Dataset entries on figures
= = = = =
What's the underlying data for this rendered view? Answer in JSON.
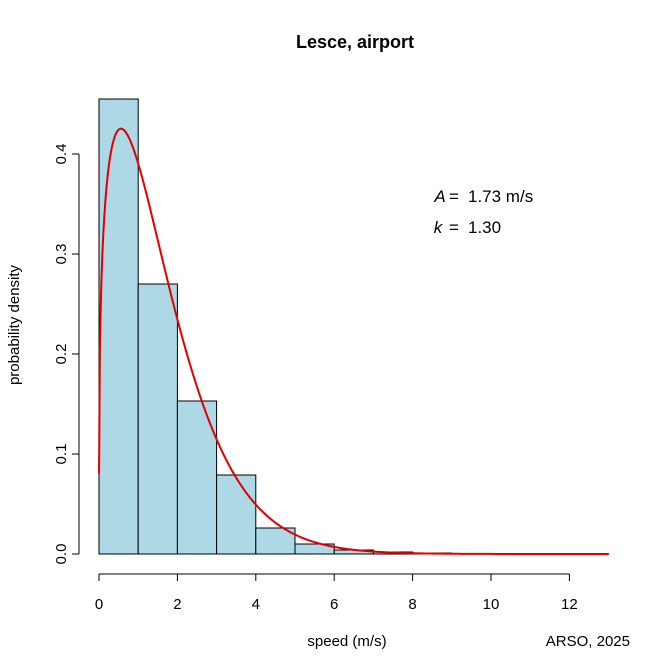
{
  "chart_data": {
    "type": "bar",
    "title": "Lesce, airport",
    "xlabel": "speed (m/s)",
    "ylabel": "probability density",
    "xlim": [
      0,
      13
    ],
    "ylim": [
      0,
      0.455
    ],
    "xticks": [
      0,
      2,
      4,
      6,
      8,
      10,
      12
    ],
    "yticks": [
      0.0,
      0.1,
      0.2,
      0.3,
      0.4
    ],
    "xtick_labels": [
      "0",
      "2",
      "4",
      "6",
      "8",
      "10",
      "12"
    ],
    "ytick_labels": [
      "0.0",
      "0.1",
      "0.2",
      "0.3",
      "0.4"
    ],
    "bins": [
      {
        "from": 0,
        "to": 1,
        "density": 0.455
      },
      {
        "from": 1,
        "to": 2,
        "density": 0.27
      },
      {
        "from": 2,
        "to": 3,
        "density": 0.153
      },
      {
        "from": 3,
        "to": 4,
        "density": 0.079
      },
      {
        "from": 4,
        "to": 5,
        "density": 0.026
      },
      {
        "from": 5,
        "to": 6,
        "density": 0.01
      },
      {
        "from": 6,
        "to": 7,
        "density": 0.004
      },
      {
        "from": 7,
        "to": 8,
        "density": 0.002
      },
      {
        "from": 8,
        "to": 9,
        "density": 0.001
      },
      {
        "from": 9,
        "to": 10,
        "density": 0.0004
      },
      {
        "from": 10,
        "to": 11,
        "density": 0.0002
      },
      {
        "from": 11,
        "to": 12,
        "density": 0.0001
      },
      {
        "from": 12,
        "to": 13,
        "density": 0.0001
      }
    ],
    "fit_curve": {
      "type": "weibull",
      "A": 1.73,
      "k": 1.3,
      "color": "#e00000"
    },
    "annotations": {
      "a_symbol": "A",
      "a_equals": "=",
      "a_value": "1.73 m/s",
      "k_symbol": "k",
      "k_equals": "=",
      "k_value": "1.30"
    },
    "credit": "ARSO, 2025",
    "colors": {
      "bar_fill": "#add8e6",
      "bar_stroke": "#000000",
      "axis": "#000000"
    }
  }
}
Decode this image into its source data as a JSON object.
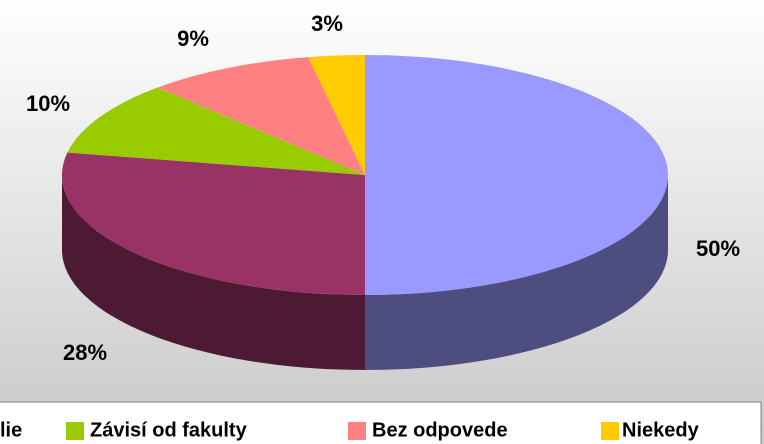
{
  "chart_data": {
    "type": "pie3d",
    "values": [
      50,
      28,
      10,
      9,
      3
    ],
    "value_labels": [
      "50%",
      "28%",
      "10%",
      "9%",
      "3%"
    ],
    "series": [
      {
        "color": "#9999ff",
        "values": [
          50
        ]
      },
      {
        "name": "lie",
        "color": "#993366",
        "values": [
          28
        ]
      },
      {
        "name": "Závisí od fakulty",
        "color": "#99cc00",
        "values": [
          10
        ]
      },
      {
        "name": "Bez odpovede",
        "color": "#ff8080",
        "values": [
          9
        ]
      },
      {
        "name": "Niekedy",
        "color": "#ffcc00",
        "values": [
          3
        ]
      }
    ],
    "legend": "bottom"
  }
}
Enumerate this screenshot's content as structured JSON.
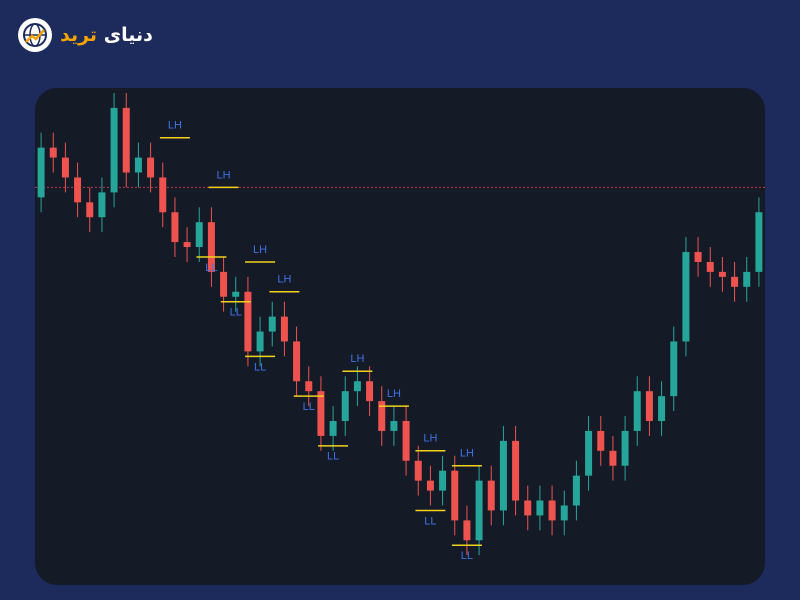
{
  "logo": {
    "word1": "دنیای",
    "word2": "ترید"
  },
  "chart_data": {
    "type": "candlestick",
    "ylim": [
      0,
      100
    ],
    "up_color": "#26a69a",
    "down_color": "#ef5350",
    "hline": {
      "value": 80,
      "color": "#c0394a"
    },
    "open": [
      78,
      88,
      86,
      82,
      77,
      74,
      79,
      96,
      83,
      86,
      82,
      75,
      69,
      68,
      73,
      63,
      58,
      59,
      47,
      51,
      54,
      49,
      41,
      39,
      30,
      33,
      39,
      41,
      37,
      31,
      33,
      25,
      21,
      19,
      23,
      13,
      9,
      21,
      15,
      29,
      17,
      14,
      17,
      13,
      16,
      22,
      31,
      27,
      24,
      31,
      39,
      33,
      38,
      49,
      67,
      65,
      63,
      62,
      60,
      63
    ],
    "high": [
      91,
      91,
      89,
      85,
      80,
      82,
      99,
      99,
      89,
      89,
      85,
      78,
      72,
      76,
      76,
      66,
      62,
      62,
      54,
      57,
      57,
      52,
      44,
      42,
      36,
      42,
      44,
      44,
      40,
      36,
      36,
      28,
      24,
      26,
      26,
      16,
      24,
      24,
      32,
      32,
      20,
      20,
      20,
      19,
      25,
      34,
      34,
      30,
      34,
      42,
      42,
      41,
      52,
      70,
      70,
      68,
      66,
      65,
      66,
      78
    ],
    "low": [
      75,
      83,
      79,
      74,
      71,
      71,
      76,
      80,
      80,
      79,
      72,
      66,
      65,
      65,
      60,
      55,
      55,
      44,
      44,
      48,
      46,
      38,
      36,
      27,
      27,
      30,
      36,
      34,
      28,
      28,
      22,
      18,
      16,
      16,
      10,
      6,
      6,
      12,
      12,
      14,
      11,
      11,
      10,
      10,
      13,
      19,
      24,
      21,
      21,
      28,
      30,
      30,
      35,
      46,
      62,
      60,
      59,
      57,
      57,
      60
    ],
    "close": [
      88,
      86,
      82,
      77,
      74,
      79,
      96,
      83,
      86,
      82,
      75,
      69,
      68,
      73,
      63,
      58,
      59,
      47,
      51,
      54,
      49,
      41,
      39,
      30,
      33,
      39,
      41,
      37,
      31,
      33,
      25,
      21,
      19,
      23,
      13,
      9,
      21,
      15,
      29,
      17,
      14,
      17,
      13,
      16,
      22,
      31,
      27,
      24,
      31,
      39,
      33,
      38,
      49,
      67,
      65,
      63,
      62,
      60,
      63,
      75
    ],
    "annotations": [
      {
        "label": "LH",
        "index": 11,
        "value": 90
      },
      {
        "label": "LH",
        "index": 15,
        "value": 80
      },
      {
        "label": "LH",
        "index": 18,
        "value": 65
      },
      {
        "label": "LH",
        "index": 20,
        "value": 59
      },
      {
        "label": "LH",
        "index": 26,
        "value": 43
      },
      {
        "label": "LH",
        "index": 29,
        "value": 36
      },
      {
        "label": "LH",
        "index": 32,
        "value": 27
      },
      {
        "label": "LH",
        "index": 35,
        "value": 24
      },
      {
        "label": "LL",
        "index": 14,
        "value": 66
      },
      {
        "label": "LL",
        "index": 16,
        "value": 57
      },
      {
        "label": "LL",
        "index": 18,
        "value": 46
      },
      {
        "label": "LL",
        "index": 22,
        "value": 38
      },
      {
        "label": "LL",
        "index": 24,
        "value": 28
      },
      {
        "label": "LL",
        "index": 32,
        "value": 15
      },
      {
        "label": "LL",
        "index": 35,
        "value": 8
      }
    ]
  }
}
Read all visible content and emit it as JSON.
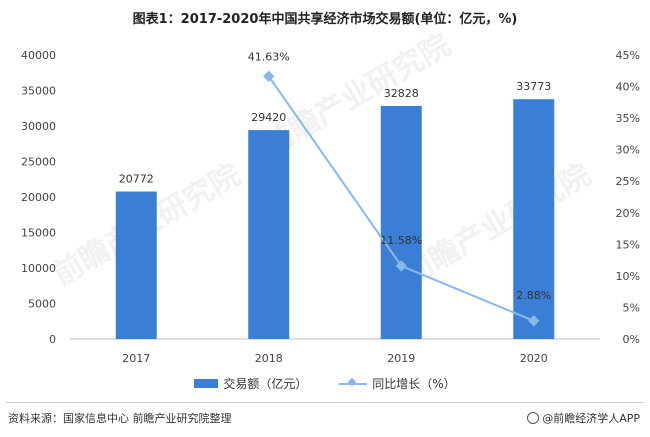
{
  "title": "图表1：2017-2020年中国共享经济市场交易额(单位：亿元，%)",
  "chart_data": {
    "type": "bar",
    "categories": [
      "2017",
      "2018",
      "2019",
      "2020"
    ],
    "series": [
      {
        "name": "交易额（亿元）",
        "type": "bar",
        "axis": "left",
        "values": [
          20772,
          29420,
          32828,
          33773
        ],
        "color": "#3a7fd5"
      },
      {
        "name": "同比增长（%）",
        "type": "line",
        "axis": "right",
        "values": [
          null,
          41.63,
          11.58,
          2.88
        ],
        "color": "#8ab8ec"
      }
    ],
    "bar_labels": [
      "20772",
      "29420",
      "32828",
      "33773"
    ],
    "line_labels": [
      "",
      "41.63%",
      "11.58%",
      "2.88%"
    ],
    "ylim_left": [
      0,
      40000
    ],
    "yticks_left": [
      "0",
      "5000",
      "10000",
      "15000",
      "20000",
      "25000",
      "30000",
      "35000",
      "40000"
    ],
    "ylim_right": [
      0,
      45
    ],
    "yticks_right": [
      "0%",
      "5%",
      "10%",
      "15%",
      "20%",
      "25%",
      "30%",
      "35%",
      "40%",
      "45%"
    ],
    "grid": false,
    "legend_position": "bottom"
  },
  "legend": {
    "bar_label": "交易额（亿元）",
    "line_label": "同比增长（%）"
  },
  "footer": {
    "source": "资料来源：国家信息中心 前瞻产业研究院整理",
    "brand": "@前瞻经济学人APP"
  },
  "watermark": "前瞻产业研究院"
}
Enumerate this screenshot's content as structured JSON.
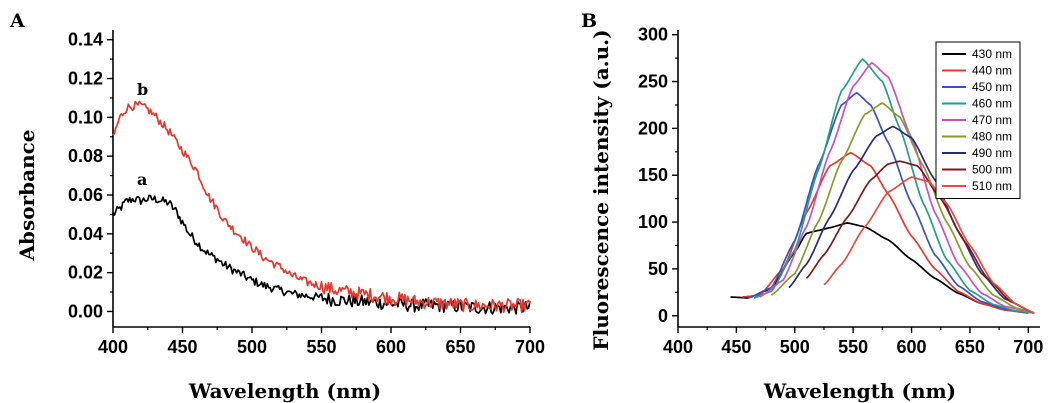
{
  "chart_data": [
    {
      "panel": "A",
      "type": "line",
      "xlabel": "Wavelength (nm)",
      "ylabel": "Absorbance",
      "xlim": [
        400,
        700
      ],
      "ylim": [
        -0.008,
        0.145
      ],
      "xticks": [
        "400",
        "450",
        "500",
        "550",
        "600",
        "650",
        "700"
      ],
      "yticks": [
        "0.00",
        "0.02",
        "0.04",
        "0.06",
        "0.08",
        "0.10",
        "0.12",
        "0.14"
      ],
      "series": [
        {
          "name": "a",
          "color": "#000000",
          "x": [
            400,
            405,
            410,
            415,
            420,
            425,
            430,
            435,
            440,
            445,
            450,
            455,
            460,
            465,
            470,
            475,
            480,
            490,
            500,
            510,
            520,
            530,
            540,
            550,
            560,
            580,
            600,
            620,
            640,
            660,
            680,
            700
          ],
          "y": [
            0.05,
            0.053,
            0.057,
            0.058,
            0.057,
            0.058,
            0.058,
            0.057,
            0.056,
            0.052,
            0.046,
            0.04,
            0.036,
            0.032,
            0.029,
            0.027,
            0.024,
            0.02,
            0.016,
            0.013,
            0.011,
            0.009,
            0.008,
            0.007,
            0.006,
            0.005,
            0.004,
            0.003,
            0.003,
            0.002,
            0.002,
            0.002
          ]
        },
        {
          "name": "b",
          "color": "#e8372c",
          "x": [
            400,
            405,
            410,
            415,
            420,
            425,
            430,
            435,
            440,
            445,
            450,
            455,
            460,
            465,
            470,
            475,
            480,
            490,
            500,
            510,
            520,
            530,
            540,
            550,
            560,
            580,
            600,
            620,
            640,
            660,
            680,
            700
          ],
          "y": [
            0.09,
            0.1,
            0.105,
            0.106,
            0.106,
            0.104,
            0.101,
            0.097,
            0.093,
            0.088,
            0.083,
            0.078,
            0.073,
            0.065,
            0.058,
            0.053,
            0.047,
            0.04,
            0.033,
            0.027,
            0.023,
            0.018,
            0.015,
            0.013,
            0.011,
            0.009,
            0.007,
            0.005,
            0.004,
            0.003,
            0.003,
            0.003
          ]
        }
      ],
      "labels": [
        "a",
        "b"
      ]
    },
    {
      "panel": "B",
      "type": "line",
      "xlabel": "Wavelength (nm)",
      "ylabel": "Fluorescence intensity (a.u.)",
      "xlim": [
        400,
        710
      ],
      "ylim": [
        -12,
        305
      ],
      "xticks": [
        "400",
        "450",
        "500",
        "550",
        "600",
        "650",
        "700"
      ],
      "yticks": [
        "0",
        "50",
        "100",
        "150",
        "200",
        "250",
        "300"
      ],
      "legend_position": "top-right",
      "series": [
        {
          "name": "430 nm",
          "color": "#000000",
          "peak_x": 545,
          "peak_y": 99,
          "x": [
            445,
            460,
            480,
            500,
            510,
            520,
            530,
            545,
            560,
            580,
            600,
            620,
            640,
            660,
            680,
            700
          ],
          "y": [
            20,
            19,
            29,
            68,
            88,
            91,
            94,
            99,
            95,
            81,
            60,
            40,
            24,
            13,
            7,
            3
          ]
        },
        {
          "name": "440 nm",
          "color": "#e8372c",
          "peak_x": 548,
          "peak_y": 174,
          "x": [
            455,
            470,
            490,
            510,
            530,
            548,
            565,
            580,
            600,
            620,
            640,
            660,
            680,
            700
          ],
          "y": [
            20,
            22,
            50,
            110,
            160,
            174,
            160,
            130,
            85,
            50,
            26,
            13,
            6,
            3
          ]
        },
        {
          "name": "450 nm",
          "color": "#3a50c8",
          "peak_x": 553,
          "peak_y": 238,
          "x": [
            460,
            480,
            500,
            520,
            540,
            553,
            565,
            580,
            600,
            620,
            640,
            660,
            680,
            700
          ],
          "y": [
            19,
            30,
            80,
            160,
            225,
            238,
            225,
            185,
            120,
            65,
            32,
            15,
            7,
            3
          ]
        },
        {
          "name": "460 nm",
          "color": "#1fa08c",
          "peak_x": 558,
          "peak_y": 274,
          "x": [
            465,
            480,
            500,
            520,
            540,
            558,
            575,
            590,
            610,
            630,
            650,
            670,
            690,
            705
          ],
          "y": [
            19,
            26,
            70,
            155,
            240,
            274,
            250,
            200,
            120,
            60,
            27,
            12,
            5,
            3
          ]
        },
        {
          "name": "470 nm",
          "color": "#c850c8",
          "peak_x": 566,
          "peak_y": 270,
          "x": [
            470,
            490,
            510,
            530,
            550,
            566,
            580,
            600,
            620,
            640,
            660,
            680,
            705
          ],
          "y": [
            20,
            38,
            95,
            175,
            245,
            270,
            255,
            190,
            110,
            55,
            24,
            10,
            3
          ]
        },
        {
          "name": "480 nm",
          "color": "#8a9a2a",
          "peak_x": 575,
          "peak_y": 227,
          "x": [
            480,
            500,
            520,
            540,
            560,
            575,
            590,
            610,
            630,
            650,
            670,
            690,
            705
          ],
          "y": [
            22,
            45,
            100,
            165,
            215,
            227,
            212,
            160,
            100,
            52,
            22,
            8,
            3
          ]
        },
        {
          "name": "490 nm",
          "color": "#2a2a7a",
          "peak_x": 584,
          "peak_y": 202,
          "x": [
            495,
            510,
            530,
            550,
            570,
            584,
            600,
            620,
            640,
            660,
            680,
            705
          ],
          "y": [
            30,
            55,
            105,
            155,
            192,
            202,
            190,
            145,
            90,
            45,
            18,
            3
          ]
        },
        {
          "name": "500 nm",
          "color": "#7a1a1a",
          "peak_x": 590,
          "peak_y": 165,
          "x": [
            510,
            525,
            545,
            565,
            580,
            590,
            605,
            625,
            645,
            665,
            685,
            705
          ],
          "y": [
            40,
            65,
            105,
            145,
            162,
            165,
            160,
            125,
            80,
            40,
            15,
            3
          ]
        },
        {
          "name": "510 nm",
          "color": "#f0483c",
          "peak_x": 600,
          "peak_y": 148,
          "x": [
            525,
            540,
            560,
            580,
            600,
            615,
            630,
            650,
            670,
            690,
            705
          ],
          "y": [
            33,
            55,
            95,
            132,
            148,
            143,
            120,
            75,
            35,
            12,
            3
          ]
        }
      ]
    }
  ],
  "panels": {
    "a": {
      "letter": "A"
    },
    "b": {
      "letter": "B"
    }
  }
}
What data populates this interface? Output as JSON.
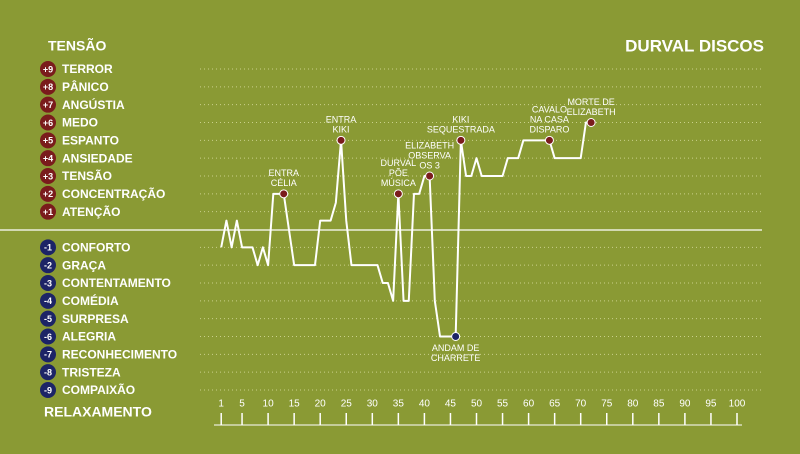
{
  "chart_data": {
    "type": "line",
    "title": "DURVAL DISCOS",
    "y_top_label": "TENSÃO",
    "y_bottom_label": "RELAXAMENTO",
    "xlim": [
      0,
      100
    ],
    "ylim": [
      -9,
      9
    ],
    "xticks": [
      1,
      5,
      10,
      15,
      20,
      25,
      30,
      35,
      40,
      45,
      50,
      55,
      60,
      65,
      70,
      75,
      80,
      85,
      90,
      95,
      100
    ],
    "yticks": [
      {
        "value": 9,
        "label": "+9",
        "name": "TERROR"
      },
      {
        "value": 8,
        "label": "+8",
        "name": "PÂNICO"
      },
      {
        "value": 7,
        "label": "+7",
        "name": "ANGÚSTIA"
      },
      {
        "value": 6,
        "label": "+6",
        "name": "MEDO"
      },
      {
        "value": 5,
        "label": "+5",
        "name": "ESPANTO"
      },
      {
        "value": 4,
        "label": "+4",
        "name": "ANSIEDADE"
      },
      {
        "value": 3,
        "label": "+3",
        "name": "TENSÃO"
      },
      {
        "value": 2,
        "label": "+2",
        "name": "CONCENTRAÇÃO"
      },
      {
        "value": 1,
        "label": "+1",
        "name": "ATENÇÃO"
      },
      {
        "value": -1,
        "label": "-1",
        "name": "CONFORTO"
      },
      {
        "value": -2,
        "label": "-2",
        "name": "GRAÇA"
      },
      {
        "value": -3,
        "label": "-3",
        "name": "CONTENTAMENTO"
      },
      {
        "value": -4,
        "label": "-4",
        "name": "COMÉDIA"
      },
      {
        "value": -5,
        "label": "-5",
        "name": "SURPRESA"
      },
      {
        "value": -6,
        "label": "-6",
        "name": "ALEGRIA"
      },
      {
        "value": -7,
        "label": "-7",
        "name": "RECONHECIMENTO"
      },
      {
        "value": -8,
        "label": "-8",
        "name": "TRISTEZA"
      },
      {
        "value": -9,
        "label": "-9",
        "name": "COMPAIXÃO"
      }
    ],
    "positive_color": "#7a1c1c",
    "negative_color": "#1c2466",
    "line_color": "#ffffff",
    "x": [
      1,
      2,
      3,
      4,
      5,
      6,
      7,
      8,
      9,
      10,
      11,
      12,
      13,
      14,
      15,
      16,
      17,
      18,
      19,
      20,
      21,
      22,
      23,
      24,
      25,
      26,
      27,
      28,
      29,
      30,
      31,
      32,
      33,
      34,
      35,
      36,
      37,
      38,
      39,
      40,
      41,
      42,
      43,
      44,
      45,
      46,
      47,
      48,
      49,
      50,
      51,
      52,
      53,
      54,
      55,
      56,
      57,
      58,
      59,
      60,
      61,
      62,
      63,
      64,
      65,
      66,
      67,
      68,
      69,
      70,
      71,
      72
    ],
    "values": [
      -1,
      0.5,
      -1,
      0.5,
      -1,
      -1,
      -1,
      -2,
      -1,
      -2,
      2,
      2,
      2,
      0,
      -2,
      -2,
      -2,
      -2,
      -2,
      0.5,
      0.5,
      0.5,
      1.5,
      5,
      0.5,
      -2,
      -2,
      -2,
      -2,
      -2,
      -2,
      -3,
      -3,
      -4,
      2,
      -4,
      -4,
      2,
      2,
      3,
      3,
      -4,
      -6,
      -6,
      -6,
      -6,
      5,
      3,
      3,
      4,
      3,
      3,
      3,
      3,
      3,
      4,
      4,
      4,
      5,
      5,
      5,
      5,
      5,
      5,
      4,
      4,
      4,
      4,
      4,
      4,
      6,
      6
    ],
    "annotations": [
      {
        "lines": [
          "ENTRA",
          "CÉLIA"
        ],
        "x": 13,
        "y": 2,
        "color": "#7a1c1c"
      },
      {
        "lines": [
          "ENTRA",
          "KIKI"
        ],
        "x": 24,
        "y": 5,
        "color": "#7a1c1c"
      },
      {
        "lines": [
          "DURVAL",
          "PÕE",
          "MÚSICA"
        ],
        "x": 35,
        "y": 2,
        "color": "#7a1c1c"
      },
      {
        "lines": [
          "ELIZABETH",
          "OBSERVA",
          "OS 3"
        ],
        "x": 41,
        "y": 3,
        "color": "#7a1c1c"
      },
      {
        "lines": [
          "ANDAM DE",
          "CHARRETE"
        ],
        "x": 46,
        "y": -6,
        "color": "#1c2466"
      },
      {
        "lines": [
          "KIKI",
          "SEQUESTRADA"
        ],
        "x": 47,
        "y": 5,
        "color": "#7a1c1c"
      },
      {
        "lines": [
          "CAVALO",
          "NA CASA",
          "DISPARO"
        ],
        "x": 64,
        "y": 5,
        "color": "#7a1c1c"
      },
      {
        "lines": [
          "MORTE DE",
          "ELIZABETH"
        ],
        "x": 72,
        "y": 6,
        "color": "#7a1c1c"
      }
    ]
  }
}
= = = = =
# Problem details:
Give back only a number, the number of lines where the string "JSON" occurs.

# Result:
6